= EXERCISE OBJECTIVE =
Reproduce the records. Keep every word exact and include no images.

____

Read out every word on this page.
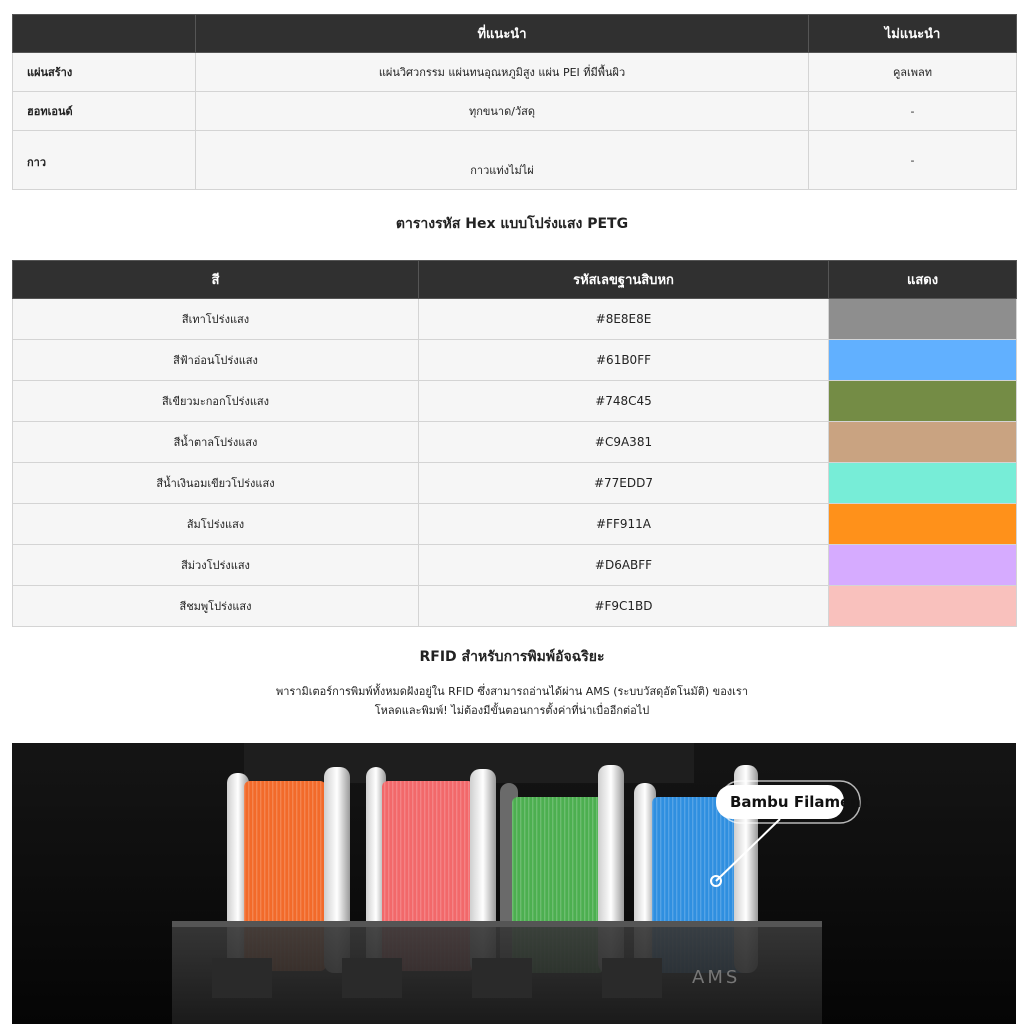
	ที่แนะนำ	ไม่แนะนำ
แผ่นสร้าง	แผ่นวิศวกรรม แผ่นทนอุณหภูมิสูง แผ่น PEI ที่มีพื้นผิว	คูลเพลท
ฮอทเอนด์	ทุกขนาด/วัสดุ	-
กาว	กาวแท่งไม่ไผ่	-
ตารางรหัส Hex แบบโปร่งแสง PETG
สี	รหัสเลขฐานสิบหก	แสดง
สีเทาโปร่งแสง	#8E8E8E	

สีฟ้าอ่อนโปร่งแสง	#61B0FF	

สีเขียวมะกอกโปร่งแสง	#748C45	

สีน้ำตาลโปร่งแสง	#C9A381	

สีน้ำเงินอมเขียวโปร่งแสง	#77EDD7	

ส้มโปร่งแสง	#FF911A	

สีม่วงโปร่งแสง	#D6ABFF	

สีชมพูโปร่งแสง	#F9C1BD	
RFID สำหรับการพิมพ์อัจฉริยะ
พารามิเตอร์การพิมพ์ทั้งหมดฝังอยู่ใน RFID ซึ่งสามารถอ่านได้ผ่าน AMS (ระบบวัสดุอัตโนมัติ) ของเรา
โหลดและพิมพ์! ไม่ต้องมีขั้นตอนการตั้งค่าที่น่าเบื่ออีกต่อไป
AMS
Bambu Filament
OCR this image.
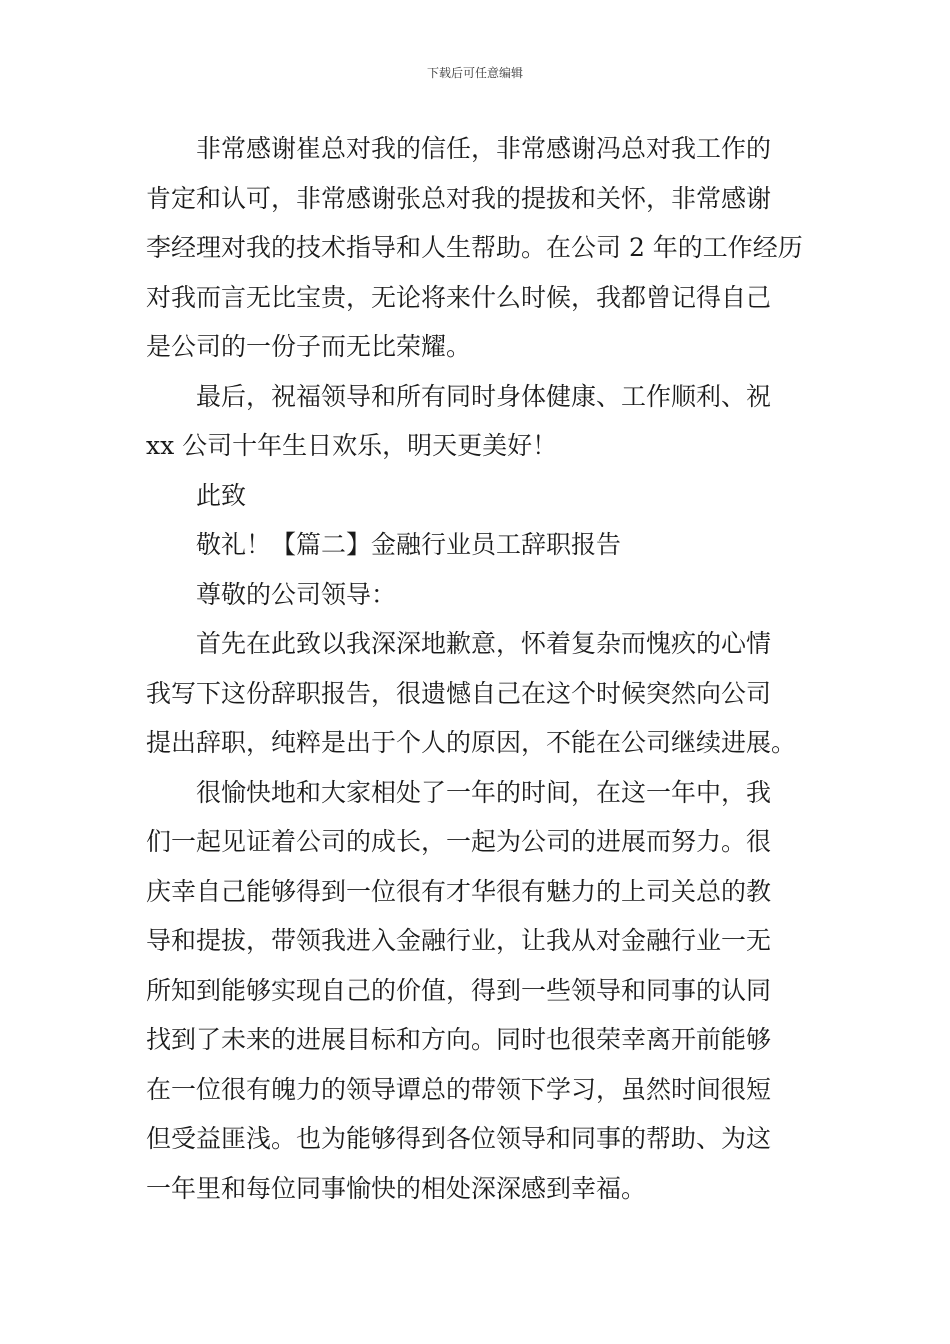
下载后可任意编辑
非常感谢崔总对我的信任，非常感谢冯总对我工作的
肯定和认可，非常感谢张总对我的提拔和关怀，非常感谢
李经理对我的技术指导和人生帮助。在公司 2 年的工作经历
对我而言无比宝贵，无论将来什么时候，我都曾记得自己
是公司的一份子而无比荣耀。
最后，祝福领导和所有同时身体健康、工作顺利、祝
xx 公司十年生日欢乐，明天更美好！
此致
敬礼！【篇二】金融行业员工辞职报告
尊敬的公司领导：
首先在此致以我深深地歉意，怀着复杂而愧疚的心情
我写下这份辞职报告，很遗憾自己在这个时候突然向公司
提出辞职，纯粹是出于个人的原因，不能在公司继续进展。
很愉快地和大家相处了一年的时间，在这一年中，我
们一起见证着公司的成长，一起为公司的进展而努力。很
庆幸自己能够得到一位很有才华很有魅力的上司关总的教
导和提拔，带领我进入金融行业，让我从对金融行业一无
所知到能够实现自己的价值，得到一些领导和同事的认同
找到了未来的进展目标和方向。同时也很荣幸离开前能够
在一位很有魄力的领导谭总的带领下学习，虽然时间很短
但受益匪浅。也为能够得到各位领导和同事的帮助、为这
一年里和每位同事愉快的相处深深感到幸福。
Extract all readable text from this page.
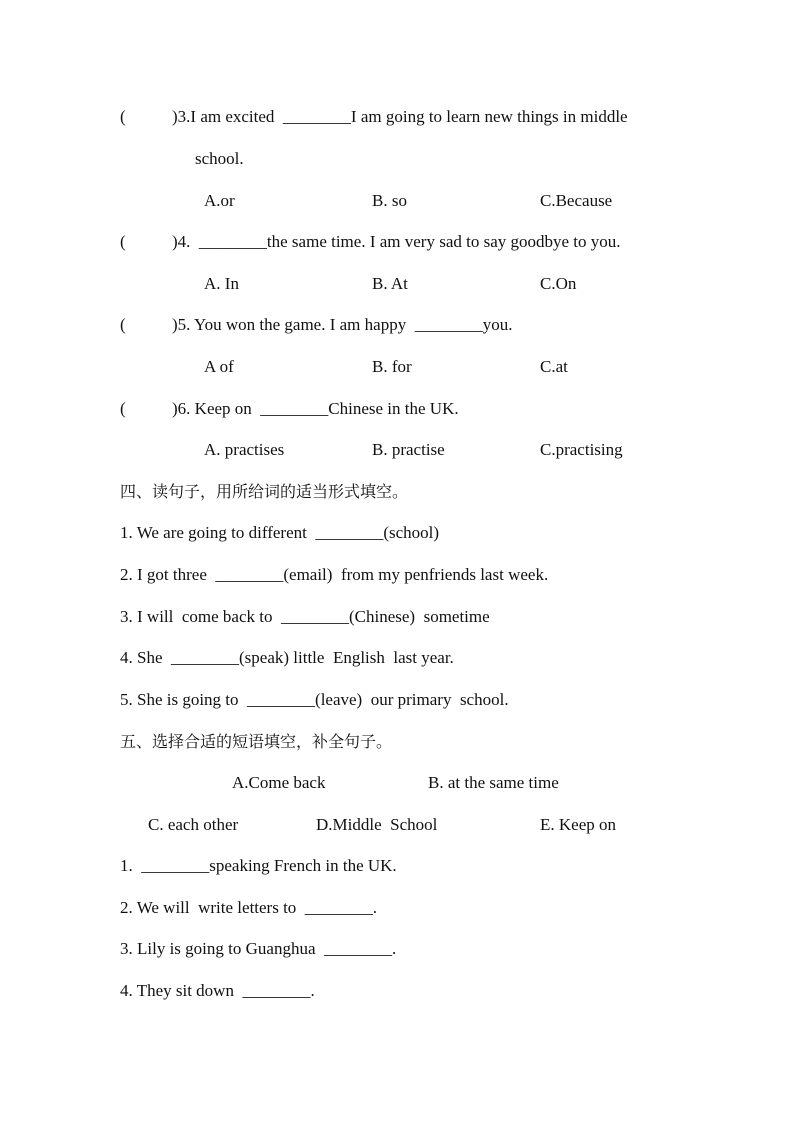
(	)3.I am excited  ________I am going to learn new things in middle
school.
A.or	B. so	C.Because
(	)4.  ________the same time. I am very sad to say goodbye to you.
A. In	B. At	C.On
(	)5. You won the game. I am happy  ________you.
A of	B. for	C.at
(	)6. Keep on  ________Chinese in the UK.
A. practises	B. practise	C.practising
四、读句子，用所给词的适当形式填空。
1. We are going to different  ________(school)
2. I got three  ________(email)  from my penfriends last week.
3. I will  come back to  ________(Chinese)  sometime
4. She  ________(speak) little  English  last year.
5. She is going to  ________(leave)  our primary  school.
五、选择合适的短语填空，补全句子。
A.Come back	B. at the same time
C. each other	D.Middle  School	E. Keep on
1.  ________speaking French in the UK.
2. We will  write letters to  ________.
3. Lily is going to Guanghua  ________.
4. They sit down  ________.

____

= FINAL RESULT =
Read out every word on this page.
	ที่แนะนำ	ไม่แนะนำ
แผ่นสร้าง	แผ่นวิศวกรรม แผ่นทนอุณหภูมิสูง แผ่น PEI ที่มีพื้นผิว	คูลเพลท
ฮอทเอนด์	ทุกขนาด/วัสดุ	-
กาว	กาวแท่งไม่ไผ่	-
ตารางรหัส Hex แบบโปร่งแสง PETG
สี	รหัสเลขฐานสิบหก	แสดง
สีเทาโปร่งแสง	#8E8E8E	

สีฟ้าอ่อนโปร่งแสง	#61B0FF	

สีเขียวมะกอกโปร่งแสง	#748C45	

สีน้ำตาลโปร่งแสง	#C9A381	

สีน้ำเงินอมเขียวโปร่งแสง	#77EDD7	

ส้มโปร่งแสง	#FF911A	

สีม่วงโปร่งแสง	#D6ABFF	

สีชมพูโปร่งแสง	#F9C1BD	
RFID สำหรับการพิมพ์อัจฉริยะ
พารามิเตอร์การพิมพ์ทั้งหมดฝังอยู่ใน RFID ซึ่งสามารถอ่านได้ผ่าน AMS (ระบบวัสดุอัตโนมัติ) ของเรา
โหลดและพิมพ์! ไม่ต้องมีขั้นตอนการตั้งค่าที่น่าเบื่ออีกต่อไป
AMS
Bambu Filament
OCR this image.
下载后可任意编辑
非常感谢崔总对我的信任，非常感谢冯总对我工作的
肯定和认可，非常感谢张总对我的提拔和关怀，非常感谢
李经理对我的技术指导和人生帮助。在公司 2 年的工作经历
对我而言无比宝贵，无论将来什么时候，我都曾记得自己
是公司的一份子而无比荣耀。
最后，祝福领导和所有同时身体健康、工作顺利、祝
xx 公司十年生日欢乐，明天更美好！
此致
敬礼！【篇二】金融行业员工辞职报告
尊敬的公司领导：
首先在此致以我深深地歉意，怀着复杂而愧疚的心情
我写下这份辞职报告，很遗憾自己在这个时候突然向公司
提出辞职，纯粹是出于个人的原因，不能在公司继续进展。
很愉快地和大家相处了一年的时间，在这一年中，我
们一起见证着公司的成长，一起为公司的进展而努力。很
庆幸自己能够得到一位很有才华很有魅力的上司关总的教
导和提拔，带领我进入金融行业，让我从对金融行业一无
所知到能够实现自己的价值，得到一些领导和同事的认同
找到了未来的进展目标和方向。同时也很荣幸离开前能够
在一位很有魄力的领导谭总的带领下学习，虽然时间很短
但受益匪浅。也为能够得到各位领导和同事的帮助、为这
一年里和每位同事愉快的相处深深感到幸福。
Extract all readable text from this page.
(	)3.I am excited  ________I am going to learn new things in middle
school.
A.or	B. so	C.Because
(	)4.  ________the same time. I am very sad to say goodbye to you.
A. In	B. At	C.On
(	)5. You won the game. I am happy  ________you.
A of	B. for	C.at
(	)6. Keep on  ________Chinese in the UK.
A. practises	B. practise	C.practising
四、读句子，用所给词的适当形式填空。
1. We are going to different  ________(school)
2. I got three  ________(email)  from my penfriends last week.
3. I will  come back to  ________(Chinese)  sometime
4. She  ________(speak) little  English  last year.
5. She is going to  ________(leave)  our primary  school.
五、选择合适的短语填空，补全句子。
A.Come back	B. at the same time
C. each other	D.Middle  School	E. Keep on
1.  ________speaking French in the UK.
2. We will  write letters to  ________.
3. Lily is going to Guanghua  ________.
4. They sit down  ________.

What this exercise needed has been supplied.